### Source
= = = = = = =
# Home Lab Exchange Server + Office Communications Serve



## usertheone (Aug 18, 2010)

Hello everyone,

I am setting up a home computer lab from scratch using a single server with windows server 2008 r2, I am planning to use this to set up exchange server 2010 and an office communications server 2007 r2. I was wondering if anyone had any tips hints and comments about this. I am primarily looking for instructions or a guide to make the set up process easier current the only decent source I have is :

http://www.msexchange.org/articles_t...-r2-part1.html

beyond this I was wondering what I need to set up.

Here is basically what I want to set up:

office communicator features
exchange server features
online exchange server access

The purpose of this is purely for fun/educational purposes really, the kick here is if I manage to get this working over a hamachi network, but before all that I just need to set these features up.


----------



## peterh40 (Apr 15, 2007)

Before you can install Exchange 2010 or OCS 2007 R2 you need:

1. One or more servers with Windows 2008 Server 64 bit or later.
2. DNS and Active Directory server (Domain Controller)
3. Plenty of CPU, RAM and Hard disk


----------



## Rockn (Jul 29, 2001)

Normally when you run the setup it will tell you what you are missing and what the prerequisits are. You also need IIS and quite a few other things done prior to installing Exchange. Preparing AD for the install as well is another thing.


----------
= = = = = = =
Extract the part of the thread on setting up Exchange Server 2010 and Office Communications Server 2007 R2 from "The purpose of" to "these features up.". These rows were gathered from a separate source.

(Layout annotation data)
= = = = = = =
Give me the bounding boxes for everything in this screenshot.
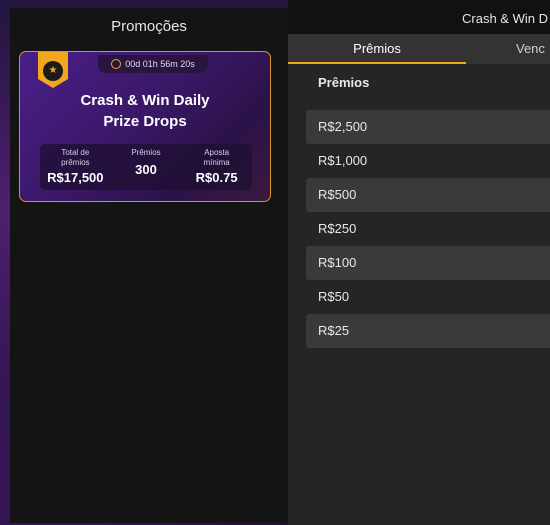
stat-label: Aposta mínima — [203, 148, 230, 167]
prize-row: R$50 — [318, 289, 350, 304]
countdown-text: 00d 01h 56m 20s — [125, 59, 195, 69]
stat-value: 300 — [135, 162, 157, 177]
stopwatch-icon — [111, 59, 122, 69]
drops-badge-icon: ★ — [38, 52, 68, 88]
stat-min-bet: Aposta mínima R$0.75 — [182, 144, 252, 185]
prize-list: R$2,500 R$1,000 R$500 R$250 R$100 R$50 R… — [306, 110, 550, 348]
stat-value: R$17,500 — [47, 170, 104, 185]
prize-row: R$500 — [306, 178, 550, 212]
stat-prize-count: Prêmios 300 — [111, 144, 181, 177]
promotions-panel: Promoções ★ 00d 01h 56m 20s Crash & Win … — [10, 8, 288, 523]
promo-title-line1: Crash & Win Daily — [80, 92, 210, 109]
details-title: Crash & Win D — [462, 11, 548, 26]
stat-label: Prêmios — [131, 148, 161, 157]
tab-prizes[interactable]: Prêmios — [288, 34, 466, 64]
prize-row: R$1,000 — [318, 153, 368, 168]
stat-total-prizes: Total de prêmios R$17,500 — [40, 144, 110, 185]
countdown-timer: 00d 01h 56m 20s — [98, 55, 208, 73]
prizes-section-title: Prêmios — [318, 75, 370, 90]
tab-winners[interactable]: Venc — [516, 34, 550, 64]
details-header: Crash & Win D — [288, 0, 550, 34]
stat-value: R$0.75 — [195, 170, 238, 185]
prize-details-panel: Crash & Win D Prêmios Venc Prêmios R$2,5… — [288, 0, 550, 525]
promo-stats: Total de prêmios R$17,500 Prêmios 300 Ap… — [40, 144, 252, 190]
promo-card[interactable]: ★ 00d 01h 56m 20s Crash & Win Daily Priz… — [19, 51, 271, 202]
promotions-title: Promoções — [111, 18, 187, 35]
prize-row: R$250 — [318, 221, 357, 236]
prize-row: R$2,500 — [306, 110, 550, 144]
prize-row: R$25 — [306, 314, 550, 348]
prize-row: R$100 — [306, 246, 550, 280]
stat-label: Total de prêmios — [61, 148, 90, 167]
details-tabs: Prêmios Venc — [288, 34, 550, 64]
badge-star-icon: ★ — [43, 61, 63, 81]
promo-title: Crash & Win Daily Prize Drops — [20, 90, 270, 132]
promo-title-line2: Prize Drops — [103, 113, 187, 130]
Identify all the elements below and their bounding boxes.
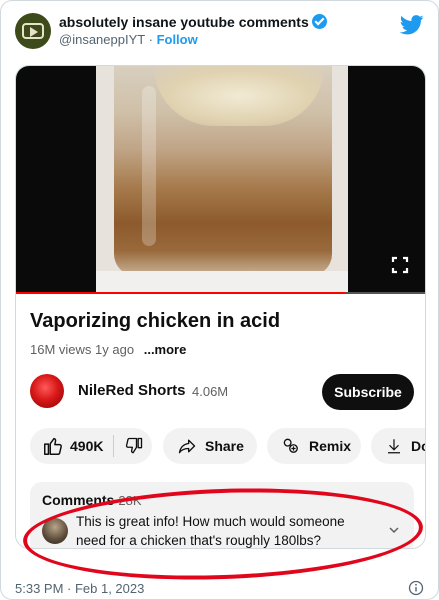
- like-dislike-pill: 490K: [30, 428, 152, 464]
- chevron-down-icon[interactable]: [388, 524, 400, 536]
- share-arrow-icon: [178, 439, 196, 454]
- info-icon[interactable]: [408, 580, 424, 596]
- like-divider: [113, 435, 115, 457]
- comments-count: 28K: [118, 493, 142, 508]
- download-button[interactable]: Do: [371, 428, 425, 464]
- beaker-base: [96, 271, 348, 294]
- video-progress-bar[interactable]: [16, 292, 425, 294]
- tweet-card: absolutely insane youtube comments @insa…: [0, 0, 439, 600]
- commenter-avatar[interactable]: [42, 518, 68, 544]
- download-label: Do: [411, 438, 425, 454]
- follow-button[interactable]: Follow: [157, 32, 198, 47]
- video-progress-fill: [16, 292, 345, 294]
- subscriber-count: 4.06M: [192, 384, 229, 399]
- subscribe-button[interactable]: Subscribe: [322, 374, 414, 410]
- account-name[interactable]: absolutely insane youtube comments: [59, 14, 327, 30]
- like-count[interactable]: 490K: [70, 438, 103, 454]
- video-thumbnail: [96, 66, 348, 294]
- youtube-logo-icon: [22, 23, 44, 39]
- handle-row: @insaneppIYT · Follow: [59, 32, 198, 47]
- account-avatar[interactable]: [15, 13, 51, 49]
- foam-layer: [154, 66, 324, 126]
- top-comment-text: This is great info! How much would someo…: [76, 514, 345, 548]
- comments-label: Comments: [42, 492, 115, 508]
- remix-icon: [283, 438, 298, 453]
- remix-label: Remix: [309, 438, 352, 454]
- share-button[interactable]: Share: [163, 428, 257, 464]
- video-meta: 16M views 1y ago ...more: [30, 342, 186, 357]
- video-age: 1y ago: [95, 342, 135, 357]
- tweet-timestamp[interactable]: 5:33 PM · Feb 1, 2023: [15, 581, 144, 596]
- tweet-header: absolutely insane youtube comments @insa…: [15, 11, 424, 51]
- twitter-bird-icon[interactable]: [400, 15, 424, 35]
- account-name-text: absolutely insane youtube comments: [59, 14, 309, 30]
- video-title: Vaporizing chicken in acid: [30, 310, 281, 332]
- comments-section[interactable]: Comments 28K This is great info! How much…: [30, 482, 414, 548]
- action-bar: 490K Share Remix D: [30, 428, 425, 464]
- view-count: 16M views: [30, 342, 92, 357]
- video-player[interactable]: [16, 66, 425, 294]
- beaker-shine: [142, 86, 156, 246]
- channel-avatar[interactable]: [30, 374, 64, 408]
- thumbs-up-icon[interactable]: [42, 435, 64, 457]
- share-label: Share: [205, 438, 244, 454]
- channel-name[interactable]: NileRed Shorts: [78, 382, 186, 399]
- comments-header: Comments 28K: [42, 492, 142, 508]
- handle-separator: ·: [148, 32, 153, 47]
- thumbs-down-icon[interactable]: [124, 436, 144, 456]
- fullscreen-icon[interactable]: [391, 256, 409, 274]
- account-handle[interactable]: @insaneppIYT: [59, 32, 145, 47]
- beaker-image: [114, 66, 332, 276]
- remix-button[interactable]: Remix: [267, 428, 361, 464]
- download-icon: [388, 439, 400, 454]
- verified-badge-icon: [311, 14, 327, 29]
- more-link[interactable]: ...more: [144, 342, 187, 357]
- embedded-screenshot[interactable]: Vaporizing chicken in acid 16M views 1y …: [15, 65, 426, 549]
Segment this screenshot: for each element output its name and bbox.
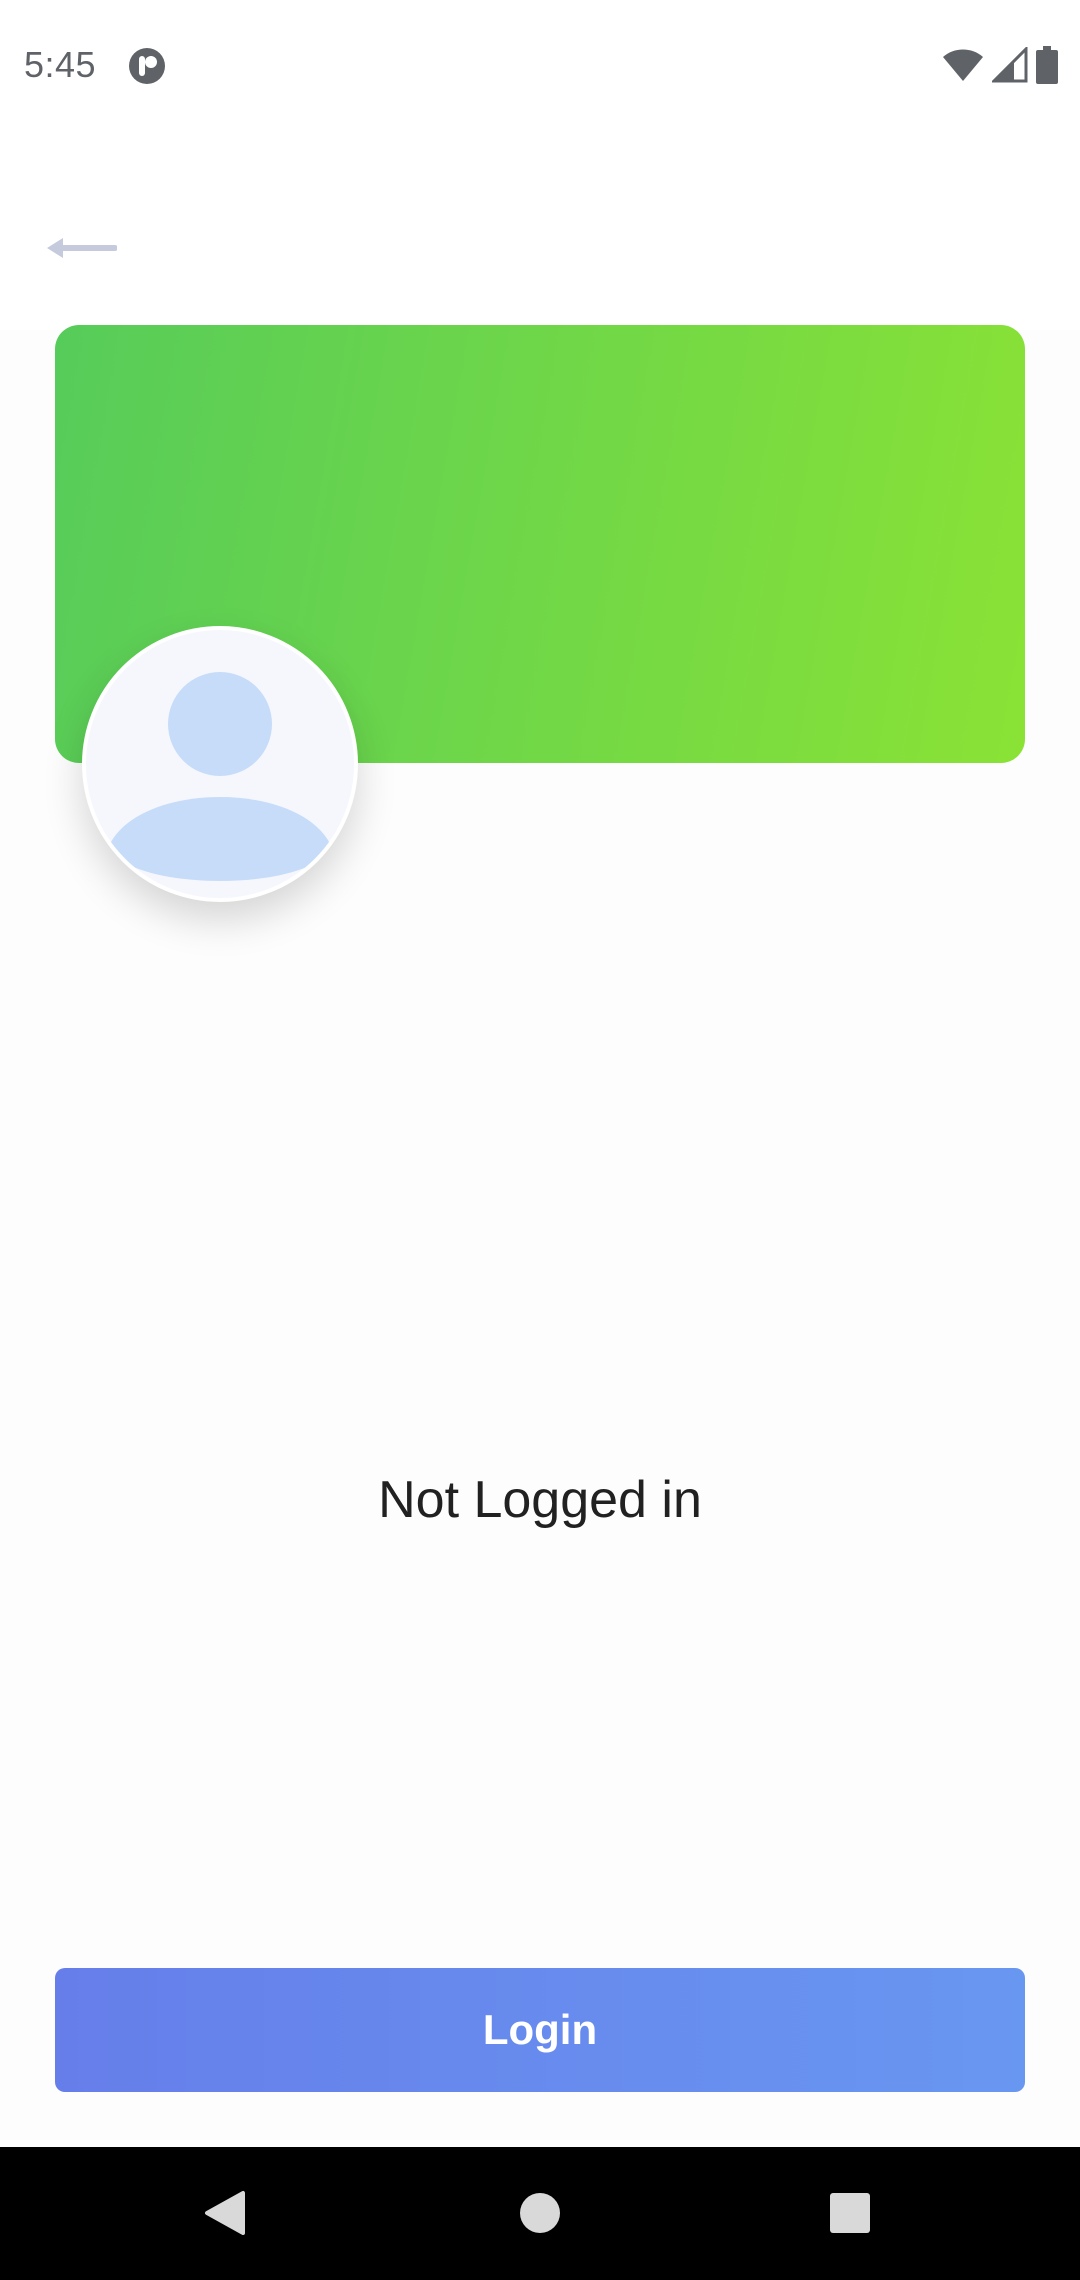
- app-notification-icon: [128, 47, 166, 85]
- cell-signal-icon: [990, 44, 1028, 88]
- status-icons: [942, 44, 1058, 89]
- nav-recents-button[interactable]: [815, 2180, 885, 2250]
- back-triangle-icon: [203, 2189, 247, 2242]
- home-circle-icon: [519, 2192, 561, 2239]
- nav-home-button[interactable]: [505, 2180, 575, 2250]
- person-placeholder-icon: [86, 672, 354, 898]
- avatar: [82, 626, 358, 902]
- back-button[interactable]: [36, 215, 126, 285]
- system-nav-bar: [0, 2147, 1080, 2280]
- toolbar: [0, 135, 1080, 330]
- wifi-icon: [942, 48, 984, 87]
- recents-square-icon: [829, 2192, 871, 2239]
- profile-screen: 5:45 Not Logged in Login: [0, 0, 1080, 2280]
- arrow-left-icon: [45, 233, 118, 268]
- status-bar: 5:45: [0, 0, 1080, 135]
- login-status-text: Not Logged in: [378, 1471, 702, 1529]
- nav-back-button[interactable]: [190, 2180, 260, 2250]
- status-time: 5:45: [24, 44, 97, 85]
- login-button[interactable]: Login: [55, 1968, 1025, 2092]
- battery-icon: [1036, 45, 1058, 89]
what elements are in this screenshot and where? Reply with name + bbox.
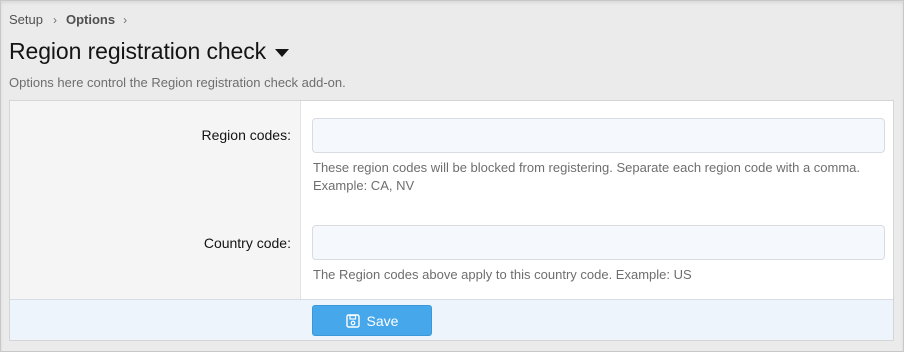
breadcrumb-item-options[interactable]: Options	[66, 12, 115, 27]
form-footer: Save	[10, 299, 893, 340]
country-code-label: Country code:	[203, 235, 291, 251]
chevron-right-icon: ›	[123, 12, 128, 27]
save-button-label: Save	[366, 312, 399, 329]
chevron-right-icon: ›	[52, 12, 57, 27]
title-row: Region registration check	[9, 38, 290, 65]
page-frame: Setup › Options › Region registration ch…	[0, 0, 904, 352]
page-description: Options here control the Region registra…	[9, 75, 346, 90]
country-code-hint-line: The Region codes above apply to this cou…	[313, 267, 692, 282]
region-codes-label: Region codes:	[201, 127, 291, 143]
country-code-input[interactable]	[312, 225, 885, 260]
options-form: Region codes: These region codes will be…	[9, 100, 894, 341]
breadcrumb-item-setup[interactable]: Setup	[9, 12, 43, 27]
page-title: Region registration check	[9, 38, 267, 64]
region-codes-hint: These region codes will be blocked from …	[313, 159, 860, 195]
floppy-disk-icon	[345, 313, 360, 328]
save-button[interactable]: Save	[312, 305, 432, 336]
region-codes-input[interactable]	[312, 118, 885, 153]
region-codes-example: Example: CA, NV	[313, 178, 415, 193]
country-code-hint: The Region codes above apply to this cou…	[313, 266, 692, 284]
caret-down-icon[interactable]	[275, 49, 290, 57]
breadcrumb: Setup › Options ›	[9, 12, 136, 27]
region-codes-hint-line: These region codes will be blocked from …	[313, 160, 861, 175]
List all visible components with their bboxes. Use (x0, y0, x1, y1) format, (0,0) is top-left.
= = = = = = =
### Problem solution
The purpose of this is purely for fun/educational purposes really, the kick here is if I manage to get this working over a hamachi network, but before all that I just need to set these features up.